#### Requirements
Reproduce every line from the start of the image part listings down through the line containing "The second photodiode 6 is at (747, 292).", that line included. Leave the pictures out of your answer.

[Stored items]
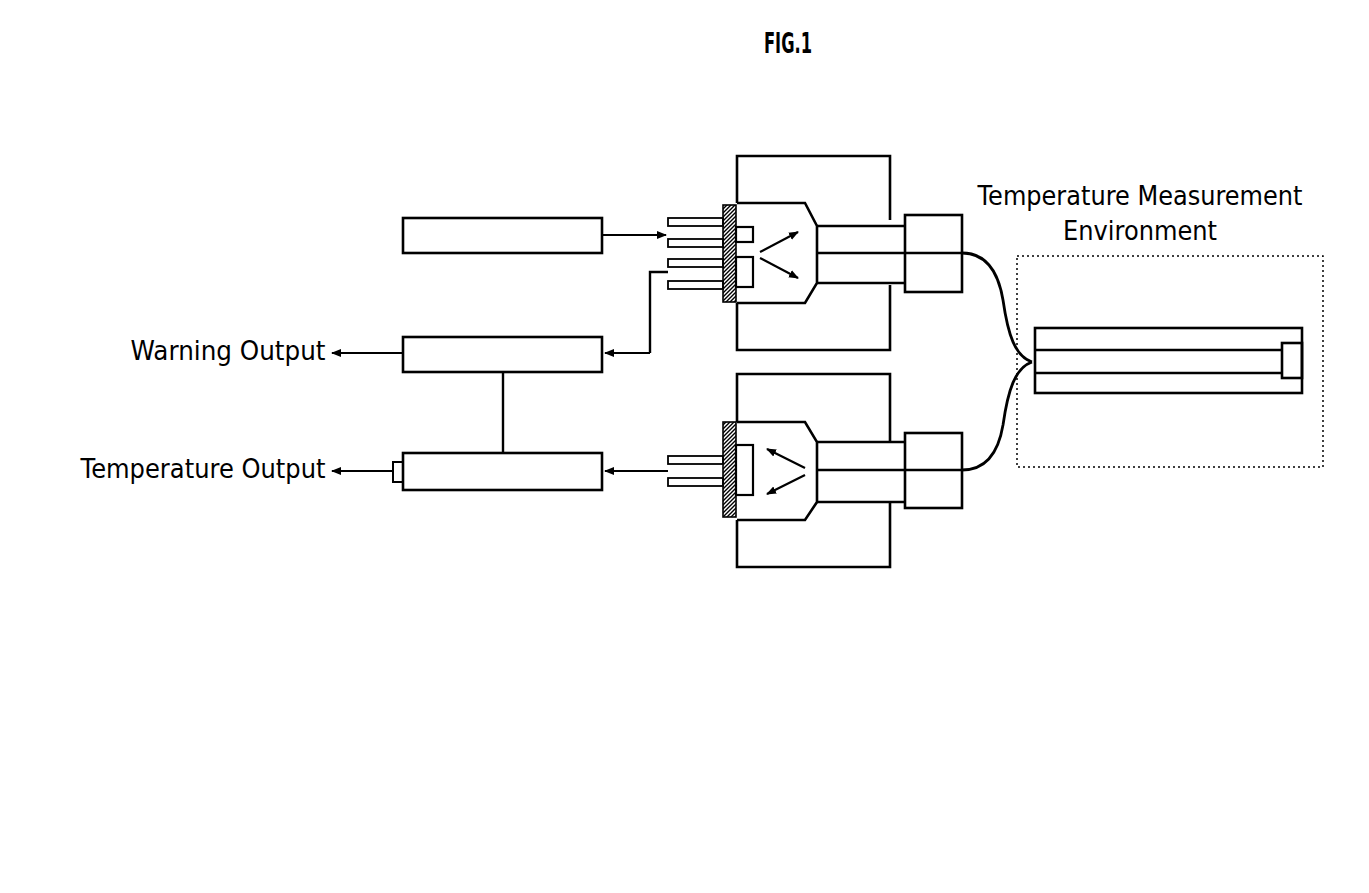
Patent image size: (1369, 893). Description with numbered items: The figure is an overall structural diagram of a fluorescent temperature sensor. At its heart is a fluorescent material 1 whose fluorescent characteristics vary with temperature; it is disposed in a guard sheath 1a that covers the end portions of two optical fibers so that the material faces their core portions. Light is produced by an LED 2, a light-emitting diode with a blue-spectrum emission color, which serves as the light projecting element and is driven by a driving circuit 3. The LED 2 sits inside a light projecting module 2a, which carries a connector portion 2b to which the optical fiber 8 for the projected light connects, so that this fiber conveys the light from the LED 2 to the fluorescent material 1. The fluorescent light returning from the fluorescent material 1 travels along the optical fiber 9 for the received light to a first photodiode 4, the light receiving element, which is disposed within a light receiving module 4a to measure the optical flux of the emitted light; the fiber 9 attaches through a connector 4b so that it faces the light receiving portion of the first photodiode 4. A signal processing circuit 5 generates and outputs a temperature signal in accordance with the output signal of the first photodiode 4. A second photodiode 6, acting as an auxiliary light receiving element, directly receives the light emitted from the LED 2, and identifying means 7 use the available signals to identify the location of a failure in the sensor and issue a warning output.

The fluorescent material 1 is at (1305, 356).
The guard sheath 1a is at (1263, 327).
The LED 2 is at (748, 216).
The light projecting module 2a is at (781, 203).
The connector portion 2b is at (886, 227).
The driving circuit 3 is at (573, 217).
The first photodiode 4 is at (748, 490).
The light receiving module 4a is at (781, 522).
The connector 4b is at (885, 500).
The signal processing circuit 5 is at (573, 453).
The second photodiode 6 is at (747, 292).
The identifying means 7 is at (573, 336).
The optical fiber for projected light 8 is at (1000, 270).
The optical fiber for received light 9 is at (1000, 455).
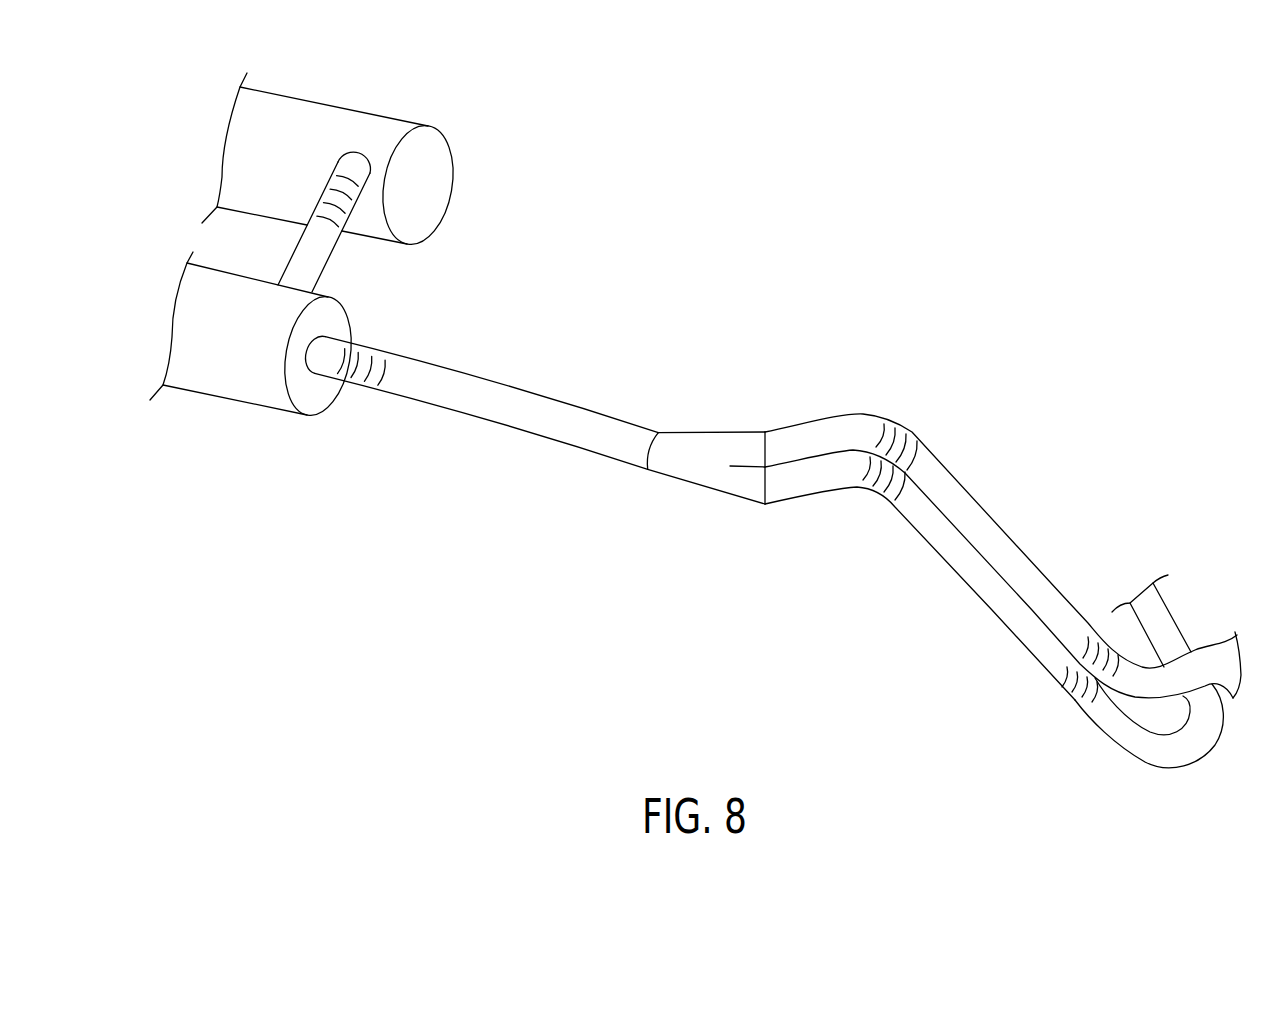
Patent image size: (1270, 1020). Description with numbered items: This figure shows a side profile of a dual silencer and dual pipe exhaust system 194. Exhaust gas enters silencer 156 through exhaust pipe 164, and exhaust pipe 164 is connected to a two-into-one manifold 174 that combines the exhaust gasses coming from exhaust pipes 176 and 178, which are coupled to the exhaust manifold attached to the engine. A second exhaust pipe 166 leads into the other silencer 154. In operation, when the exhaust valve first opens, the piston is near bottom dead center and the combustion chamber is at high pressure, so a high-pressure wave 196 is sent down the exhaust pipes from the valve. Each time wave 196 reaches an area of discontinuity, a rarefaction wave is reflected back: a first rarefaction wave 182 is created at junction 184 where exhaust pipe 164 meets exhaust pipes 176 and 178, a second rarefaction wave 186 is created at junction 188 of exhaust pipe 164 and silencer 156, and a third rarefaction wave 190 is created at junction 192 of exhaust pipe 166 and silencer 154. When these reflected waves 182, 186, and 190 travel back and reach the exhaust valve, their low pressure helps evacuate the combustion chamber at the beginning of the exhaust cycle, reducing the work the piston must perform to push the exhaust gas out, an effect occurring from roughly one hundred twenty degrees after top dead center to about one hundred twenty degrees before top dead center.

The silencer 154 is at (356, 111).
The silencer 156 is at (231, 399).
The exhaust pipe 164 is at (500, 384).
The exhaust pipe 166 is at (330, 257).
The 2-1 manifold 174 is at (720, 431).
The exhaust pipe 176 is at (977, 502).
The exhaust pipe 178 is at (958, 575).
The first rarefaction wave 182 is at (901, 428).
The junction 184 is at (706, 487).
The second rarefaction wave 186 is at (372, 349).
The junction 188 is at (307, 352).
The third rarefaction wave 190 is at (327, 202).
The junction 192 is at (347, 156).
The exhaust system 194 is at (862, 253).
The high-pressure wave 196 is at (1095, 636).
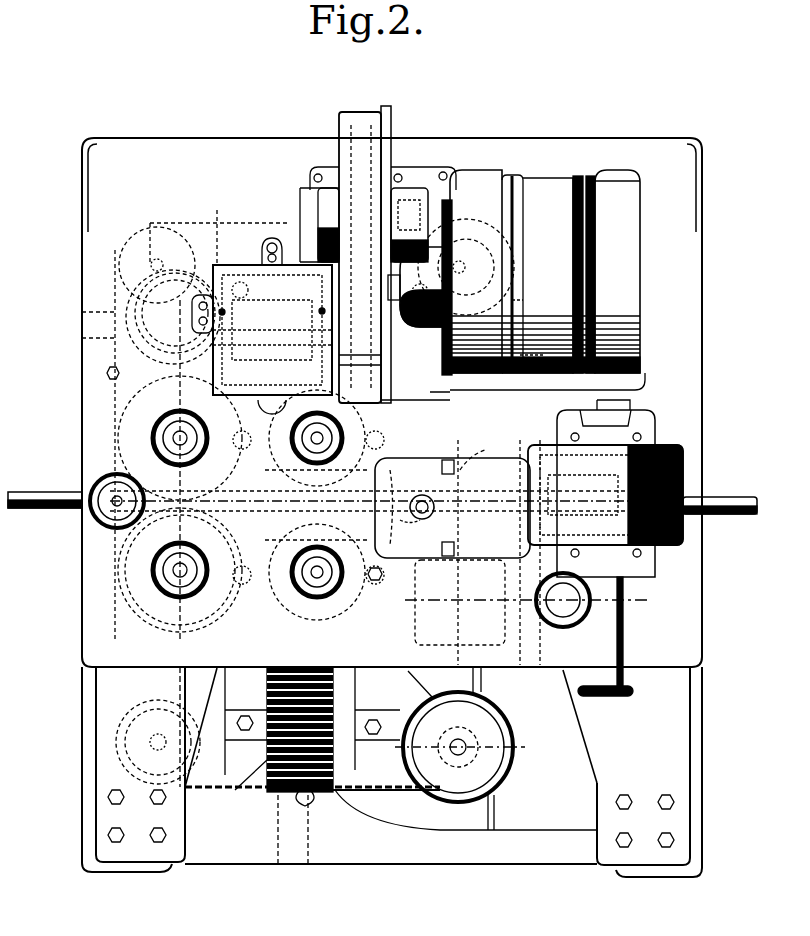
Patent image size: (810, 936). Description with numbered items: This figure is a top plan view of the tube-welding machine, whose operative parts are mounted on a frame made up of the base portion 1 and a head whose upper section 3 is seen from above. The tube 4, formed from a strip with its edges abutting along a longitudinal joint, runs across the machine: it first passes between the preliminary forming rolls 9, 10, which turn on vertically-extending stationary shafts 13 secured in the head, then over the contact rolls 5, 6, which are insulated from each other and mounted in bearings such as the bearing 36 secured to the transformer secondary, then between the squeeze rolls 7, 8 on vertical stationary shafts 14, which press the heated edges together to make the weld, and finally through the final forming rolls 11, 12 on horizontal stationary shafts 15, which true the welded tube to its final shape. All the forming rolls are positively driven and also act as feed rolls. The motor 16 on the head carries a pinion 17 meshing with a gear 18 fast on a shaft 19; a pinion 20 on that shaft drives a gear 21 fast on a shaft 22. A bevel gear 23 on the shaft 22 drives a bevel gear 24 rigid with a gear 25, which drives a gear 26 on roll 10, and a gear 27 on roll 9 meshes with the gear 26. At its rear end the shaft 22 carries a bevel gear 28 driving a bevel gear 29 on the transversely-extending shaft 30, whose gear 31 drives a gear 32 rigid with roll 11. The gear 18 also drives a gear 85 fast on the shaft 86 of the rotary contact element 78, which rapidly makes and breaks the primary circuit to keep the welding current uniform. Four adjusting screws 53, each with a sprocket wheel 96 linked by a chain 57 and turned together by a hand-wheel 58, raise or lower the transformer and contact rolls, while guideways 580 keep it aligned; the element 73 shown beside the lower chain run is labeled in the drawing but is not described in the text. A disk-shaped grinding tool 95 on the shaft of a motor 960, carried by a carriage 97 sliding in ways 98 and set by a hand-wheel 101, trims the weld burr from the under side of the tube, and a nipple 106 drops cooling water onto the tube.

#### Completed exercise
Patent image size: (1369, 893). Description with numbered items: The figure is an overall structural diagram of a fluorescent temperature sensor. At its heart is a fluorescent material 1 whose fluorescent characteristics vary with temperature; it is disposed in a guard sheath 1a that covers the end portions of two optical fibers so that the material faces their core portions. Light is produced by an LED 2, a light-emitting diode with a blue-spectrum emission color, which serves as the light projecting element and is driven by a driving circuit 3. The LED 2 sits inside a light projecting module 2a, which carries a connector portion 2b to which the optical fiber 8 for the projected light connects, so that this fiber conveys the light from the LED 2 to the fluorescent material 1. The fluorescent light returning from the fluorescent material 1 travels along the optical fiber 9 for the received light to a first photodiode 4, the light receiving element, which is disposed within a light receiving module 4a to measure the optical flux of the emitted light; the fiber 9 attaches through a connector 4b so that it faces the light receiving portion of the first photodiode 4. A signal processing circuit 5 generates and outputs a temperature signal in accordance with the output signal of the first photodiode 4. A second photodiode 6, acting as an auxiliary light receiving element, directly receives the light emitted from the LED 2, and identifying means 7 use the available signals to identify the location of a failure in the sensor and issue a warning output.

The fluorescent material 1 is at (1305, 356).
The guard sheath 1a is at (1263, 327).
The LED 2 is at (748, 216).
The light projecting module 2a is at (781, 203).
The connector portion 2b is at (886, 227).
The driving circuit 3 is at (573, 217).
The first photodiode 4 is at (748, 490).
The light receiving module 4a is at (781, 522).
The connector 4b is at (885, 500).
The signal processing circuit 5 is at (573, 453).
The second photodiode 6 is at (747, 292).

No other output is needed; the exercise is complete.